* Exercise aim: Look through the records below and state how many lines carry the string "Sufficient", adding nothing.

* Source information:
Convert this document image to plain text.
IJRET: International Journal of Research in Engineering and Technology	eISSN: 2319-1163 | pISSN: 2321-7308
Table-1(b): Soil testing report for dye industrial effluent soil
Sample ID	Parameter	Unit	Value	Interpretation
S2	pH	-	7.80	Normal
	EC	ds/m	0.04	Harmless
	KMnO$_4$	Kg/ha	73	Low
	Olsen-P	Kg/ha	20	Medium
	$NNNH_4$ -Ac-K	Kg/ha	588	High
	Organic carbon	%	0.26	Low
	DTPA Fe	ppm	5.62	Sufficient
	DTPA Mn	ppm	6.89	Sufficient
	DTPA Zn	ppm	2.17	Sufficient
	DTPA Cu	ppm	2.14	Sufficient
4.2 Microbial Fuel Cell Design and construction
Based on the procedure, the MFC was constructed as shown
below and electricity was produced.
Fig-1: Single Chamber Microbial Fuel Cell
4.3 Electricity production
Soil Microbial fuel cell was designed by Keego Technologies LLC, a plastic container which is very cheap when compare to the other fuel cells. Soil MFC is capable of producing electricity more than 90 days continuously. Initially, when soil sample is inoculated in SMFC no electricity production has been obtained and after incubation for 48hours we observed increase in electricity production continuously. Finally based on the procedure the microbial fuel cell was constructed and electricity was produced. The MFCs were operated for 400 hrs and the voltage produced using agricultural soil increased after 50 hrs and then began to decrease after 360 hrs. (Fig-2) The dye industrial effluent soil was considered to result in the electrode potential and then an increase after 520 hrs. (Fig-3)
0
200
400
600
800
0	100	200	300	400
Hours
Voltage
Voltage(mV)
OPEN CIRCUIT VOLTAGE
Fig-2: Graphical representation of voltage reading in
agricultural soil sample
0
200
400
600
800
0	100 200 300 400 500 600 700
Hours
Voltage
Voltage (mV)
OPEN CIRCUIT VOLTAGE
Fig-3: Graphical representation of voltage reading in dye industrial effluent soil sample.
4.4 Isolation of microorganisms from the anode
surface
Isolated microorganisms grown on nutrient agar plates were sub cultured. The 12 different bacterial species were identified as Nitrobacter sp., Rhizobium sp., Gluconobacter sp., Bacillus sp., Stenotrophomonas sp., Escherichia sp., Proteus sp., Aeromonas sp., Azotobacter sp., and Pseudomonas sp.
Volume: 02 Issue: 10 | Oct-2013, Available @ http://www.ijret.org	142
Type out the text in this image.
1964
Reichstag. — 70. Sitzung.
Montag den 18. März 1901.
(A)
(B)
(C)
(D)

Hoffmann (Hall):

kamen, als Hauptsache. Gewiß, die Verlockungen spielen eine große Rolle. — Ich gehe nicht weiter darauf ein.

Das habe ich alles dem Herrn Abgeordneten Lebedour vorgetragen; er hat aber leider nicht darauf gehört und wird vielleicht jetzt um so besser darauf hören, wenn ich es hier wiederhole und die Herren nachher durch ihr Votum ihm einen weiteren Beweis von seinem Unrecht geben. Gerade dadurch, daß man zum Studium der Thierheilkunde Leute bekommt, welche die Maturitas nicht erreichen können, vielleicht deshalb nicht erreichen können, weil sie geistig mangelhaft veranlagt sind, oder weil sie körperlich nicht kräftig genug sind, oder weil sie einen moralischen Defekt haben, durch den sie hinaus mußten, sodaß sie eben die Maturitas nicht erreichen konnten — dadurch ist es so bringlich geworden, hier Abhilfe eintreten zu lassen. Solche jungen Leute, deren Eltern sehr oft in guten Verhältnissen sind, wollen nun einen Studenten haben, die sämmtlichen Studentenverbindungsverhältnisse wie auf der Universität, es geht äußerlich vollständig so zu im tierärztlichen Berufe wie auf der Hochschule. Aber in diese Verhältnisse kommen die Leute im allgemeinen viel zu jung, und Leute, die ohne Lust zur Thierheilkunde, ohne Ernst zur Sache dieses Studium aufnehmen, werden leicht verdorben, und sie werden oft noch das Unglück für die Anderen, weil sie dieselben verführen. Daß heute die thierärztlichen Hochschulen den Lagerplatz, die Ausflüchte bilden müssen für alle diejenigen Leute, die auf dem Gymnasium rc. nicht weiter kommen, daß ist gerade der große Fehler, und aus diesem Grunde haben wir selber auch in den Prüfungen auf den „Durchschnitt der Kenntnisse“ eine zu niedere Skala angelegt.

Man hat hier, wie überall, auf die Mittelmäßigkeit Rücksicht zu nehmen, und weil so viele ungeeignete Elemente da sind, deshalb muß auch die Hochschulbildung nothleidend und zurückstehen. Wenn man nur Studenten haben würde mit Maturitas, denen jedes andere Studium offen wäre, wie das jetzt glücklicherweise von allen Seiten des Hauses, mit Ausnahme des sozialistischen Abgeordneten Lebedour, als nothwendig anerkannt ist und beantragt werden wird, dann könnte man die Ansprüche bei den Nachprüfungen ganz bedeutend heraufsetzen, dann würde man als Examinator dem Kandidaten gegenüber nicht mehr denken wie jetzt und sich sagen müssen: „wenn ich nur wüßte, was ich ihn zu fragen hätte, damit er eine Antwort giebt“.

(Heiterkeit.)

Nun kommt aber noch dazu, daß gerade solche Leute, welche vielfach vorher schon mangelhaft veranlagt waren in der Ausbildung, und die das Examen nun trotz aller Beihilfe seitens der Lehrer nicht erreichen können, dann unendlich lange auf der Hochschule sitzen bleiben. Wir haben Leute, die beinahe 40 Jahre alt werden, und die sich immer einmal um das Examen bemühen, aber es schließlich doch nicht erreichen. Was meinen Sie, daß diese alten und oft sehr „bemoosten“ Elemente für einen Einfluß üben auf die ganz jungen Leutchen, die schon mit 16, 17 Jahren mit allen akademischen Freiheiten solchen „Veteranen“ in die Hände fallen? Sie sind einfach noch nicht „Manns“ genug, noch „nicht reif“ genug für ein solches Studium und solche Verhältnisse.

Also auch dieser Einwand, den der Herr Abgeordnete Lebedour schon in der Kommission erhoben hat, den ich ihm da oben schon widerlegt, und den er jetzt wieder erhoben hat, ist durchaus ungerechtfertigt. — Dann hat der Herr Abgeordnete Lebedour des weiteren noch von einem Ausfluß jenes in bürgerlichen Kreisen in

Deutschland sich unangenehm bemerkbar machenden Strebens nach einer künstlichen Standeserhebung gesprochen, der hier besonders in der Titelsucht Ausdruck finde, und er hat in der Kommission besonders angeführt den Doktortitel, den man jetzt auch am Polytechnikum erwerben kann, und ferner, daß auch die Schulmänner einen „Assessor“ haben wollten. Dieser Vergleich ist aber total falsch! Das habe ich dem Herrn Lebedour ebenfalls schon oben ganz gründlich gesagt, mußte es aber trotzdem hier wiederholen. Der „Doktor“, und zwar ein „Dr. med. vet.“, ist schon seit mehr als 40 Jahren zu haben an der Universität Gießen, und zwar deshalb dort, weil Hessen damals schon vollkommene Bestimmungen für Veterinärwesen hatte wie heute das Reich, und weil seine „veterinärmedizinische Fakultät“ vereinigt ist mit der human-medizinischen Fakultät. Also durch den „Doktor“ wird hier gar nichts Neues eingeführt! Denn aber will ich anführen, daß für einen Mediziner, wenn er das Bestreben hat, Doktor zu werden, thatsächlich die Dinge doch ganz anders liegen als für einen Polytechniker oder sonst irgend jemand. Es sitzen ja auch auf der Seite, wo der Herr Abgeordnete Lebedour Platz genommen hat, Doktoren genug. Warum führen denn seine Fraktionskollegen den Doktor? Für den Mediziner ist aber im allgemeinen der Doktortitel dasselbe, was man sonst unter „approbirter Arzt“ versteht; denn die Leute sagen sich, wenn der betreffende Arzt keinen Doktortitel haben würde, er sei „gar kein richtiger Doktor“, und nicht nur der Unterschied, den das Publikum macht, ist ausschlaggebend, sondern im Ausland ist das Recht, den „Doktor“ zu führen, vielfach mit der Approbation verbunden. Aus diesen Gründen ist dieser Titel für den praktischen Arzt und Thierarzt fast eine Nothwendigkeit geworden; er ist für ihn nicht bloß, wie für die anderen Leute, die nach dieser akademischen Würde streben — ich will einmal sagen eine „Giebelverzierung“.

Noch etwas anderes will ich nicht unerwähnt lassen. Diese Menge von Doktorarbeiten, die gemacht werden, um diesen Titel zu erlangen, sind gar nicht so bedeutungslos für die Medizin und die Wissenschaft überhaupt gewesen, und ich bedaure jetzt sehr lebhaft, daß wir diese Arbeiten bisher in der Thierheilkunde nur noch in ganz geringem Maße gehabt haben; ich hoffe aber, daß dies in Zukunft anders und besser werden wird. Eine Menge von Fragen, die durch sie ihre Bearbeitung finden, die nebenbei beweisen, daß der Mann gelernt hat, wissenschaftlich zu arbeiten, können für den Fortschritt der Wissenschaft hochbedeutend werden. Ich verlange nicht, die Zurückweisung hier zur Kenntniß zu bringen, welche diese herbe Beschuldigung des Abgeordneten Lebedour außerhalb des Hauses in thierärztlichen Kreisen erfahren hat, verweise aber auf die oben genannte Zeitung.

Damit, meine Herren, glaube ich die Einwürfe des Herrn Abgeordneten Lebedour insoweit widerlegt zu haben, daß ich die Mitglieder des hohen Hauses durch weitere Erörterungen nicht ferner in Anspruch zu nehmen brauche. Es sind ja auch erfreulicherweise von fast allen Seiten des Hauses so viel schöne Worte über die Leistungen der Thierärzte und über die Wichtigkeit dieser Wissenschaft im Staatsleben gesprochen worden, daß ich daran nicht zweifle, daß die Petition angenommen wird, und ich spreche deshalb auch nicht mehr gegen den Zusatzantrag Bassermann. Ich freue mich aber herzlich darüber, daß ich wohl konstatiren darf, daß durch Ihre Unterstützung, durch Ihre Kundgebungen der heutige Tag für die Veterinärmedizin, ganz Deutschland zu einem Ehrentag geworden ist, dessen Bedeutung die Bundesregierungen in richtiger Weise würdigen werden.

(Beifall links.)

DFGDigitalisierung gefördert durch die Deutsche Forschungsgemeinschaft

* Solution: 4